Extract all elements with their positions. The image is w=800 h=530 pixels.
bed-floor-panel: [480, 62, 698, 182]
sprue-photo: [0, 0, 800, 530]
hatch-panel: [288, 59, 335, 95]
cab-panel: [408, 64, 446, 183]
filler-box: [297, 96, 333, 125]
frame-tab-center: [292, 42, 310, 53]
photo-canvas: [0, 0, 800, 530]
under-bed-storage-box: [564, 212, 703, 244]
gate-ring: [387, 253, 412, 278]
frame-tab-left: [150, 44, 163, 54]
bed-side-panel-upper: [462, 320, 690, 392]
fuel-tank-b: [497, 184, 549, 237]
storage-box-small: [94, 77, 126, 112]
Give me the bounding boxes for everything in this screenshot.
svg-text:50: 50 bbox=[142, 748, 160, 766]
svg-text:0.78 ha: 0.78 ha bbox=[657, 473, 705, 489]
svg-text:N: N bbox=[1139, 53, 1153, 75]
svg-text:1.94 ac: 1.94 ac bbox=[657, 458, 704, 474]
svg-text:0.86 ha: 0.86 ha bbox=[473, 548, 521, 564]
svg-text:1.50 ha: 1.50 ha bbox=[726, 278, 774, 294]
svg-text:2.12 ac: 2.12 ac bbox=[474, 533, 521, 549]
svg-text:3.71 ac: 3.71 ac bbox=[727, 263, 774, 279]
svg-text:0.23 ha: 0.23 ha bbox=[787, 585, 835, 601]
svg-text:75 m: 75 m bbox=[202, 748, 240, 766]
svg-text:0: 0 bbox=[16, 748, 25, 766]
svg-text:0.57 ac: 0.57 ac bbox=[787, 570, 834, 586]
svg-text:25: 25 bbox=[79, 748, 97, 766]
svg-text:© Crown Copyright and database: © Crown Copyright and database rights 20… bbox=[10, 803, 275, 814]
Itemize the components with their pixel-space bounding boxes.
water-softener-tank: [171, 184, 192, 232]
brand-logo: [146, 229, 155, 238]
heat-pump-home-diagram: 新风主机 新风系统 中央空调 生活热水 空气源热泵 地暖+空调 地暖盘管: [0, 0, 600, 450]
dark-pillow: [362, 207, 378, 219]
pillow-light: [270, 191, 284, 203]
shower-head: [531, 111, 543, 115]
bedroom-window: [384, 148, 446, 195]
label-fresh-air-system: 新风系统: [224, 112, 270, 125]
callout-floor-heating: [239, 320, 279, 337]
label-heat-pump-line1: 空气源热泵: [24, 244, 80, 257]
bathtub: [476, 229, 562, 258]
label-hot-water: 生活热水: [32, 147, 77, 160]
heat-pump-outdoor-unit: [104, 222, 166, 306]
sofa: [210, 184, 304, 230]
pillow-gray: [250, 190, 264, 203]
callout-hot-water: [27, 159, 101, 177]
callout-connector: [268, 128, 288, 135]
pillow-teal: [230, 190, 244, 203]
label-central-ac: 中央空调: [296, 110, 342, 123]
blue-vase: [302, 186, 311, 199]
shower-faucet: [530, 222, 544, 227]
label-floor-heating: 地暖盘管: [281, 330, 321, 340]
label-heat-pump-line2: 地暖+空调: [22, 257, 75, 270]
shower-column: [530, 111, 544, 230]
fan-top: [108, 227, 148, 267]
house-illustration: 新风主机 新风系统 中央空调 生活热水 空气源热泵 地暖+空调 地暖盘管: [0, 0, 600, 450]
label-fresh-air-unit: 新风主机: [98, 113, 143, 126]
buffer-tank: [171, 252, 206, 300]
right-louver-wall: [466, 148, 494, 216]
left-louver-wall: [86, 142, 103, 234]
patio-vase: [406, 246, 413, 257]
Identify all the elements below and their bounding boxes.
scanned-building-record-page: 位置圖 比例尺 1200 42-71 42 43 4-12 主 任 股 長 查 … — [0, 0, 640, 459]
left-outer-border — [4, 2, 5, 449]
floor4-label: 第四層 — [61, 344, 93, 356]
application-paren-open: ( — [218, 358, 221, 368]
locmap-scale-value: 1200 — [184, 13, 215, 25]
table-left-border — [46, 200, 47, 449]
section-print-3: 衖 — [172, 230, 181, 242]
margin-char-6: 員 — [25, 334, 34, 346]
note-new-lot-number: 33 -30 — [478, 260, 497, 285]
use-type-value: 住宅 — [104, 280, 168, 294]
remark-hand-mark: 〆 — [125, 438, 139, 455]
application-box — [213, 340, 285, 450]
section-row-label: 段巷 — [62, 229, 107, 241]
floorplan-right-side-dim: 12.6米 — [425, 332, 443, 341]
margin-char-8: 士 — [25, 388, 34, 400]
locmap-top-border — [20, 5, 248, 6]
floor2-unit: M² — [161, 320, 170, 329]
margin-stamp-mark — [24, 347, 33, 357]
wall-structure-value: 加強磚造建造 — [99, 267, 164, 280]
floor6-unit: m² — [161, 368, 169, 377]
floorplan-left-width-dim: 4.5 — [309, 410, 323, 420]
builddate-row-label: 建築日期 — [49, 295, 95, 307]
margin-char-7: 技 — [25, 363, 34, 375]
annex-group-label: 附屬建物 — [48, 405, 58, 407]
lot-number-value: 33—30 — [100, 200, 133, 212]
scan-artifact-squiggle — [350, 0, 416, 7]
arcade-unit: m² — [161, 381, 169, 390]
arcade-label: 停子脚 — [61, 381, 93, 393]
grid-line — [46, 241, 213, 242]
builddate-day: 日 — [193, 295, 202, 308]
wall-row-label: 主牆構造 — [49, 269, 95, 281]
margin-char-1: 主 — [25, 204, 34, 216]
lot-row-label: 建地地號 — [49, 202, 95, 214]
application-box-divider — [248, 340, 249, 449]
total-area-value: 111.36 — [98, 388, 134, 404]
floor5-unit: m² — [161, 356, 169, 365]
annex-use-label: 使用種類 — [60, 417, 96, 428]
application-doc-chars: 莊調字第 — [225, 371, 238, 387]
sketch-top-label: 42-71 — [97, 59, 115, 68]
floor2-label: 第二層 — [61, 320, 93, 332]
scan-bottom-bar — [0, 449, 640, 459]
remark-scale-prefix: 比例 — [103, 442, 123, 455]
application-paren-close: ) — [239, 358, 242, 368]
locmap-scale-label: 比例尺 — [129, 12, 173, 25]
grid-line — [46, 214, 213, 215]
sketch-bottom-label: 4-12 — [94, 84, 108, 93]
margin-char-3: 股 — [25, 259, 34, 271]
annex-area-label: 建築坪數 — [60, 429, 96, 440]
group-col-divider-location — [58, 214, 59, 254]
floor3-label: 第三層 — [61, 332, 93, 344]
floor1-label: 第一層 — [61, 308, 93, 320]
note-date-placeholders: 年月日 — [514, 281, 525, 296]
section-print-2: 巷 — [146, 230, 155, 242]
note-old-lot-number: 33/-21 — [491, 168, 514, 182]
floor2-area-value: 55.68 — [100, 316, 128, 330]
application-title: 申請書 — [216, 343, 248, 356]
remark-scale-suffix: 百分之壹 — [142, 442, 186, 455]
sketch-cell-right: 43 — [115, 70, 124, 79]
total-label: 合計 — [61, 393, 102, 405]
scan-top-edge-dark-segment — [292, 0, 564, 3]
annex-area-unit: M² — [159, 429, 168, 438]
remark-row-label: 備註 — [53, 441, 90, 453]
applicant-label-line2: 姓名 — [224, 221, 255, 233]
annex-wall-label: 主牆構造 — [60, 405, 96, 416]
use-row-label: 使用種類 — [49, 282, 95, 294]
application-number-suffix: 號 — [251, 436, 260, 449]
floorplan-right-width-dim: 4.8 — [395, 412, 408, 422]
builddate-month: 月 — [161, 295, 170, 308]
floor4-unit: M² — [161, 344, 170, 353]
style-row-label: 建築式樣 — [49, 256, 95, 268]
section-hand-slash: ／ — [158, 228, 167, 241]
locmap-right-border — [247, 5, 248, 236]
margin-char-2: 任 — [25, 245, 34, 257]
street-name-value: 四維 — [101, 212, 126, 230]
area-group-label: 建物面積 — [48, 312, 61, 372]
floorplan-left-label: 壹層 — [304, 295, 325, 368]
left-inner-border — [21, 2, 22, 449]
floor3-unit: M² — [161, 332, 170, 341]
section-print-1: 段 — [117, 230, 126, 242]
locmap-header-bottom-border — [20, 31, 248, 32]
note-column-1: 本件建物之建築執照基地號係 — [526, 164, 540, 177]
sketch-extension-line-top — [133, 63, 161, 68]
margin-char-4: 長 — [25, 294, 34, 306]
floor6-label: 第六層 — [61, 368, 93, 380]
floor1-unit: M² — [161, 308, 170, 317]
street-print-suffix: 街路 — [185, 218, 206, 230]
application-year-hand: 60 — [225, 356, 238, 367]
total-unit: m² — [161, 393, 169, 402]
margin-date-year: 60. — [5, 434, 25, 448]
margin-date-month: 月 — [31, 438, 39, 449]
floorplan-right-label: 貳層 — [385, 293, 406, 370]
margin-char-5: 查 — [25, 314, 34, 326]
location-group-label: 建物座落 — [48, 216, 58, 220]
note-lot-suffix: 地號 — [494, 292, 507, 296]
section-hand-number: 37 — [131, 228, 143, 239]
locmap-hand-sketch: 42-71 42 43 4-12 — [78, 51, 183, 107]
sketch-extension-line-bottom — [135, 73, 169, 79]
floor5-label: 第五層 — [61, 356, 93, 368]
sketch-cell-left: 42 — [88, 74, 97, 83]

◆ TASK OBJECTIVE: Copy out, unchanged, the stretch of the records from their first line through the line containing "frame-tab-center: [292, 42, 310, 53]", both ends included.

◆ FULL ANSWER:
Extract all elements with their positions. The image is w=800 h=530 pixels.
bed-floor-panel: [480, 62, 698, 182]
sprue-photo: [0, 0, 800, 530]
hatch-panel: [288, 59, 335, 95]
cab-panel: [408, 64, 446, 183]
filler-box: [297, 96, 333, 125]
frame-tab-center: [292, 42, 310, 53]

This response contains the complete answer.